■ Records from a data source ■
============================================================

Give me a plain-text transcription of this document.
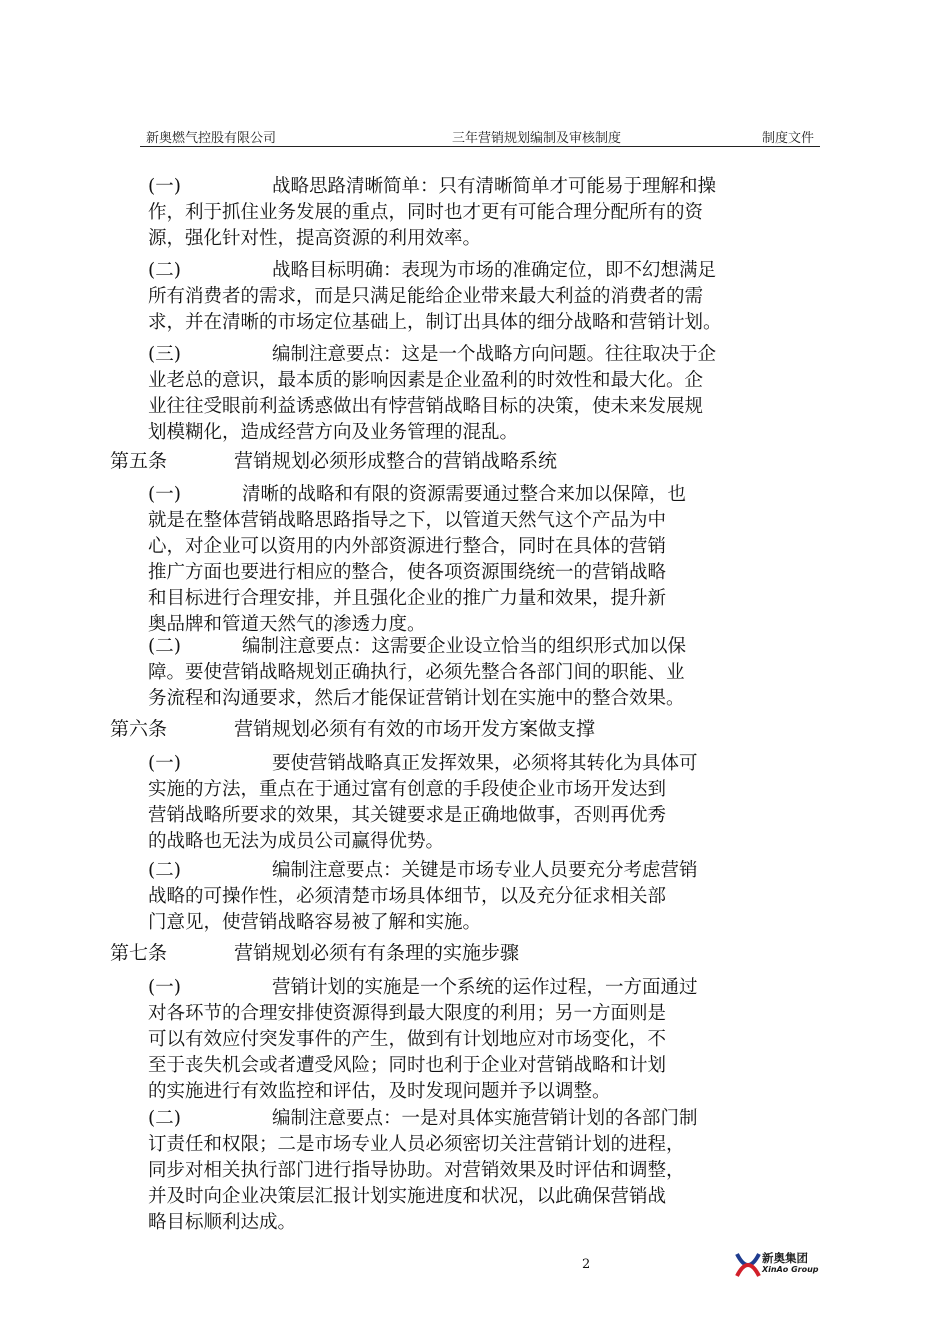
新奥燃气控股有限公司	三年营销规划编制及审核制度	制度文件

(一)	战略思路清晰简单：只有清晰简单才可能易于理解和操

作，利于抓住业务发展的重点，同时也才更有可能合理分配所有的资

源，强化针对性，提高资源的利用效率。

(二)	战略目标明确：表现为市场的准确定位，即不幻想满足

所有消费者的需求，而是只满足能给企业带来最大利益的消费者的需

求，并在清晰的市场定位基础上，制订出具体的细分战略和营销计划。

(三)	编制注意要点：这是一个战略方向问题。往往取决于企

业老总的意识，最本质的影响因素是企业盈利的时效性和最大化。企

业往往受眼前利益诱惑做出有悖营销战略目标的决策，使未来发展规

划模糊化，造成经营方向及业务管理的混乱。

第五条	营销规划必须形成整合的营销战略系统

(一)	清晰的战略和有限的资源需要通过整合来加以保障，也

就是在整体营销战略思路指导之下，以管道天然气这个产品为中

心，对企业可以资用的内外部资源进行整合，同时在具体的营销

推广方面也要进行相应的整合，使各项资源围绕统一的营销战略

和目标进行合理安排，并且强化企业的推广力量和效果，提升新

奥品牌和管道天然气的渗透力度。

(二)	编制注意要点：这需要企业设立恰当的组织形式加以保

障。要使营销战略规划正确执行，必须先整合各部门间的职能、业

务流程和沟通要求，然后才能保证营销计划在实施中的整合效果。

第六条	营销规划必须有有效的市场开发方案做支撑

(一)	要使营销战略真正发挥效果，必须将其转化为具体可

实施的方法，重点在于通过富有创意的手段使企业市场开发达到

营销战略所要求的效果，其关键要求是正确地做事，否则再优秀

的战略也无法为成员公司赢得优势。

(二)	编制注意要点：关键是市场专业人员要充分考虑营销

战略的可操作性，必须清楚市场具体细节，以及充分征求相关部

门意见，使营销战略容易被了解和实施。

第七条	营销规划必须有有条理的实施步骤

(一)	营销计划的实施是一个系统的运作过程，一方面通过

对各环节的合理安排使资源得到最大限度的利用；另一方面则是

可以有效应付突发事件的产生，做到有计划地应对市场变化，不

至于丧失机会或者遭受风险；同时也利于企业对营销战略和计划

的实施进行有效监控和评估，及时发现问题并予以调整。

(二)	编制注意要点：一是对具体实施营销计划的各部门制

订责任和权限；二是市场专业人员必须密切关注营销计划的进程，

同步对相关执行部门进行指导协助。对营销效果及时评估和调整，

并及时向企业决策层汇报计划实施进度和状况，以此确保营销战

略目标顺利达成。

2	新奥集团
XinAo Group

============================================================

■ Request ■
Using the records above, copy every line that has the word "编制注意要点" in it.

■ Written answer ■
(三)	编制注意要点：这是一个战略方向问题。往往取决于企
(二)	编制注意要点：这需要企业设立恰当的组织形式加以保
(二)	编制注意要点：关键是市场专业人员要充分考虑营销
(二)	编制注意要点：一是对具体实施营销计划的各部门制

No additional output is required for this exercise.